### Material da tarefa ###
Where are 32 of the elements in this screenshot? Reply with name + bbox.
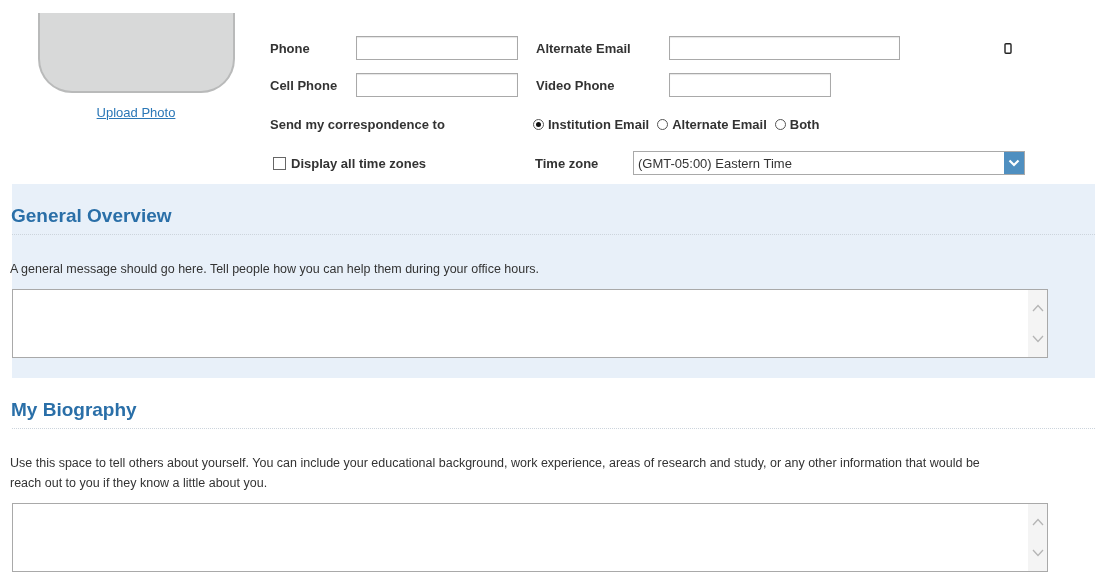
radio-button[interactable] [533, 118, 544, 130]
field-label: Phone [270, 40, 311, 56]
mobile-phone-icon[interactable] [1004, 42, 1012, 54]
text-area[interactable] [12, 289, 1048, 358]
radio-label[interactable]: Both [789, 116, 820, 132]
section-heading: My Biography [11, 398, 138, 422]
section-description: A general message should go here. Tell people how you can help them during your office hours. [10, 261, 541, 278]
radio-button[interactable] [774, 118, 786, 130]
section-description: Use this space to tell others about yourself. You can include your educational background, work experience, areas of research and study, or any other information that would be [10, 455, 981, 472]
field-label: Cell Phone [270, 77, 339, 93]
radio-label[interactable]: Institution Email [548, 116, 650, 132]
time-zone-dropdown[interactable]: (GMT-05:00) Eastern Time [633, 151, 1025, 175]
radio-label[interactable]: Alternate Email [672, 116, 767, 132]
checkbox-option[interactable]: Display all time zones [273, 155, 535, 171]
input-field[interactable] [669, 73, 831, 97]
section-description: reach out to you if they know a little about you. [10, 475, 269, 492]
field-label: Send my correspondence to [270, 116, 446, 132]
section-heading: General Overview [11, 204, 173, 228]
field-label: Video Phone [536, 77, 616, 93]
input-field[interactable] [356, 36, 518, 60]
input-field[interactable] [356, 73, 518, 97]
chevron-down-icon [1008, 159, 1020, 167]
scroll-up-icon[interactable] [1031, 518, 1044, 526]
text-area[interactable] [12, 503, 1048, 572]
radio-button[interactable] [657, 118, 669, 130]
field-label: Alternate Email [536, 40, 632, 56]
scroll-down-icon[interactable] [1031, 549, 1044, 557]
field-label: Time zone [535, 155, 600, 171]
input-field[interactable] [669, 36, 900, 60]
upload-photo-link[interactable]: Upload Photo [96, 105, 176, 120]
scroll-down-icon[interactable] [1031, 335, 1044, 343]
scroll-up-icon[interactable] [1031, 304, 1044, 312]
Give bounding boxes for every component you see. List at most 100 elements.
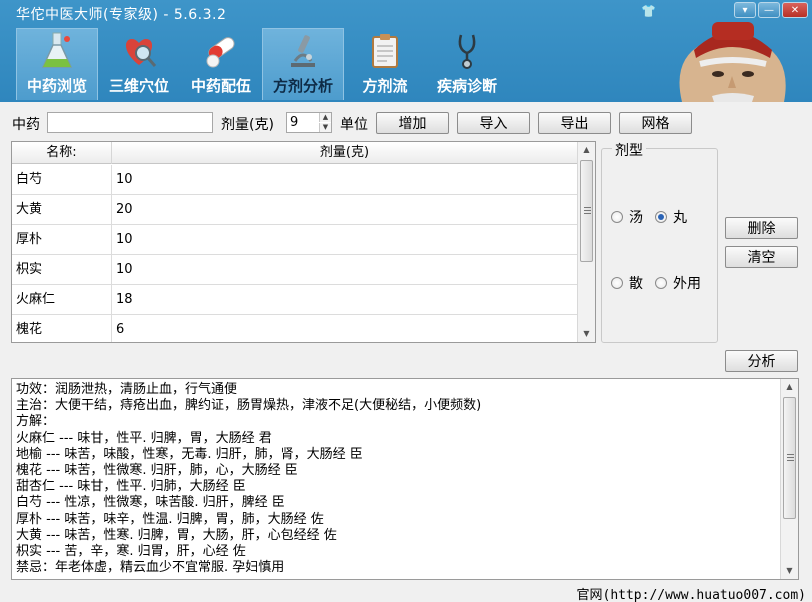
scroll-down-icon[interactable]: ▼ bbox=[578, 326, 595, 342]
table-row[interactable]: 大黄 20 bbox=[12, 195, 578, 225]
tab-herb-browse[interactable]: 中药浏览 bbox=[16, 28, 98, 100]
cell-name: 火麻仁 bbox=[12, 285, 112, 314]
table-row[interactable]: 厚朴 10 bbox=[12, 225, 578, 255]
column-header-name[interactable]: 名称: bbox=[12, 142, 112, 164]
grip-icon bbox=[787, 460, 794, 461]
radio-label: 汤 bbox=[629, 210, 643, 226]
tab-label: 方剂流 bbox=[362, 77, 408, 95]
scroll-up-icon[interactable]: ▲ bbox=[578, 142, 595, 158]
analysis-line: 火麻仁 --- 味甘，性平. 归脾，胃，大肠经 君 bbox=[16, 430, 272, 446]
title-toolbar-band: 华佗中医大师(专家级) - 5.6.3.2 👕 ▾ — ✕ 中药浏览 三维穴位 bbox=[0, 0, 812, 102]
close-button[interactable]: ✕ bbox=[782, 2, 808, 18]
tab-label: 中药配伍 bbox=[190, 77, 251, 95]
radio-powder[interactable]: 散 bbox=[611, 273, 643, 293]
tab-disease-diagnosis[interactable]: 疾病诊断 bbox=[426, 28, 508, 100]
table-row[interactable]: 白芍 10 bbox=[12, 165, 578, 195]
scroll-thumb[interactable] bbox=[783, 397, 796, 519]
stethoscope-icon bbox=[458, 34, 476, 69]
grip-icon bbox=[787, 454, 794, 455]
radio-pill[interactable]: 丸 bbox=[655, 207, 687, 227]
cell-name: 枳实 bbox=[12, 255, 112, 284]
cell-dose: 6 bbox=[116, 322, 125, 337]
scroll-down-icon[interactable]: ▼ bbox=[781, 563, 798, 579]
analysis-textarea[interactable]: 功效：润肠泄热，清肠止血，行气通便 主治：大便干结，痔疮出血，脾约证，肠胃燥热，… bbox=[11, 378, 799, 580]
text-scrollbar[interactable]: ▲ ▼ bbox=[780, 379, 798, 579]
radio-icon[interactable] bbox=[655, 277, 667, 289]
cell-name: 大黄 bbox=[12, 195, 112, 224]
main-tabs: 中药浏览 三维穴位 中药配伍 方剂分析 方剂流 疾病诊断 bbox=[16, 28, 508, 100]
skin-icon[interactable]: 👕 bbox=[641, 4, 656, 18]
window-controls: ▾ — ✕ bbox=[734, 2, 808, 18]
stepper-up-icon[interactable]: ▲ bbox=[319, 113, 331, 122]
herb-table: 名称: 剂量(克) 白芍 10 大黄 20 厚朴 10 枳实 10 火麻仁 18… bbox=[11, 141, 596, 343]
radio-decoction[interactable]: 汤 bbox=[611, 207, 643, 227]
cell-dose: 10 bbox=[116, 262, 133, 277]
pills-icon bbox=[206, 37, 235, 68]
analysis-line: 方解： bbox=[16, 414, 56, 430]
table-row[interactable]: 火麻仁 18 bbox=[12, 285, 578, 315]
clipboard-icon bbox=[372, 34, 398, 68]
cell-dose: 18 bbox=[116, 292, 133, 307]
grid-button[interactable]: 网格 bbox=[619, 112, 692, 134]
radio-checked-icon[interactable] bbox=[655, 211, 667, 223]
tab-label: 三维穴位 bbox=[108, 77, 169, 95]
tab-label: 中药浏览 bbox=[26, 77, 87, 95]
portrait-image bbox=[679, 22, 786, 102]
herb-input[interactable] bbox=[47, 112, 213, 133]
website-link[interactable]: 官网(http://www.huatuo007.com) bbox=[577, 584, 807, 602]
tab-3d-acupoint[interactable]: 三维穴位 bbox=[98, 28, 180, 100]
grip-icon bbox=[584, 207, 591, 208]
cell-name: 厚朴 bbox=[12, 225, 112, 254]
huatuo-portrait bbox=[652, 20, 812, 102]
scroll-up-icon[interactable]: ▲ bbox=[781, 379, 798, 395]
radio-external[interactable]: 外用 bbox=[655, 273, 701, 293]
column-header-dose[interactable]: 剂量(克) bbox=[112, 142, 578, 164]
tab-label: 方剂分析 bbox=[272, 77, 333, 95]
analysis-line: 功效：润肠泄热，清肠止血，行气通便 bbox=[16, 382, 238, 397]
table-row[interactable]: 枳实 10 bbox=[12, 255, 578, 285]
radio-label: 散 bbox=[629, 276, 643, 292]
analysis-line: 禁忌：年老体虚，精云血少不宜常服. 孕妇慎用 bbox=[16, 560, 285, 576]
microscope-icon bbox=[291, 35, 315, 67]
form-type-group: 剂型 bbox=[601, 140, 718, 343]
menu-button[interactable]: ▾ bbox=[734, 2, 756, 18]
export-button[interactable]: 导出 bbox=[538, 112, 611, 134]
radio-label: 外用 bbox=[673, 276, 701, 292]
minimize-button[interactable]: — bbox=[758, 2, 780, 18]
dose-label: 剂量(克) bbox=[221, 117, 274, 133]
clear-button[interactable]: 清空 bbox=[725, 246, 798, 268]
cell-dose: 10 bbox=[116, 232, 133, 247]
table-header: 名称: 剂量(克) bbox=[12, 142, 578, 164]
tab-prescription-analysis[interactable]: 方剂分析 bbox=[262, 28, 344, 100]
analyze-button[interactable]: 分析 bbox=[725, 350, 798, 372]
tab-herb-compatibility[interactable]: 中药配伍 bbox=[180, 28, 262, 100]
scroll-thumb[interactable] bbox=[580, 160, 593, 262]
stepper-down-icon[interactable]: ▼ bbox=[319, 123, 331, 132]
flask-icon bbox=[41, 32, 73, 68]
analysis-line: 主治：大便干结，痔疮出血，脾约证，肠胃燥热，津液不足(大便秘结，小便频数) bbox=[16, 398, 482, 414]
unit-label: 单位 bbox=[340, 117, 368, 133]
analysis-line: 枳实 --- 苦，辛，寒. 归胃，肝，心经 佐 bbox=[16, 543, 246, 559]
cell-dose: 10 bbox=[116, 172, 133, 187]
cell-name: 槐花 bbox=[12, 315, 112, 342]
herb-label: 中药 bbox=[12, 117, 40, 133]
radio-label: 丸 bbox=[673, 210, 687, 226]
grip-icon bbox=[584, 213, 591, 214]
group-title: 剂型 bbox=[612, 140, 646, 160]
add-button[interactable]: 增加 bbox=[376, 112, 449, 134]
analysis-line: 地榆 --- 味苦，味酸，性寒，无毒. 归肝，肺，肾，大肠经 臣 bbox=[16, 446, 363, 462]
analysis-lines: 功效：润肠泄热，清肠止血，行气通便 主治：大便干结，痔疮出血，脾约证，肠胃燥热，… bbox=[16, 382, 780, 576]
dose-value: 9 bbox=[290, 115, 299, 130]
radio-icon[interactable] bbox=[611, 211, 623, 223]
analysis-line: 白芍 --- 性凉，性微寒，味苦酸. 归肝，脾经 臣 bbox=[16, 495, 285, 511]
dose-stepper[interactable]: 9 ▲ ▼ bbox=[286, 112, 332, 133]
analysis-line: 甜杏仁 --- 味甘，性平. 归肺，大肠经 臣 bbox=[16, 479, 246, 495]
table-scrollbar[interactable]: ▲ ▼ bbox=[577, 142, 595, 342]
cell-dose: 20 bbox=[116, 202, 133, 217]
import-button[interactable]: 导入 bbox=[457, 112, 530, 134]
table-row[interactable]: 槐花 6 bbox=[12, 315, 578, 342]
tab-prescription-flow[interactable]: 方剂流 bbox=[344, 28, 426, 100]
grip-icon bbox=[584, 210, 591, 211]
delete-button[interactable]: 删除 bbox=[725, 217, 798, 239]
radio-icon[interactable] bbox=[611, 277, 623, 289]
###
● Objetivo
Transcreva como tabela Markdown as linhas acima, começando na que contém "scroll-down-icon[interactable]: ▼ bbox=[578, 326, 595, 342]" e parando depois da que contém "title-toolbar-band: 华佗中医大师(专家级) - 5.6.3.2", sem as linhas em branco. Use as colunas "Número", com a numeração sequencial de cada linha, e "Linha", com o texto dela.

● Resultado do exercício
| Número | Linha |
|---|---|
| 1 | scroll-down-icon[interactable]: ▼ bbox=[578, 326, 595, 342] |
| 2 | table-row[interactable]: 大黄 20 bbox=[12, 195, 578, 225] |
| 3 | tab-herb-browse[interactable]: 中药浏览 bbox=[16, 28, 98, 100] |
| 4 | cell-name: 火麻仁 bbox=[12, 285, 112, 314] |
| 5 | table-row[interactable]: 厚朴 10 bbox=[12, 225, 578, 255] |
| 6 | column-header-name[interactable]: 名称: bbox=[12, 142, 112, 164] |
| 7 | grip-icon bbox=[787, 460, 794, 461] |
| 8 | radio-label: 汤 bbox=[629, 210, 643, 226] |
| 9 | tab-label: 方剂流 bbox=[362, 77, 408, 95] |
| 10 | scroll-up-icon[interactable]: ▲ bbox=[578, 142, 595, 158] |
| 11 | analysis-line: 火麻仁 --- 味甘，性平. 归脾，胃，大肠经 君 bbox=[16, 430, 272, 446] |
| 12 | title-toolbar-band: 华佗中医大师(专家级) - 5.6.3.2 👕 ▾ — ✕ 中药浏览 三维穴位 bbox=[0, 0, 812, 102] |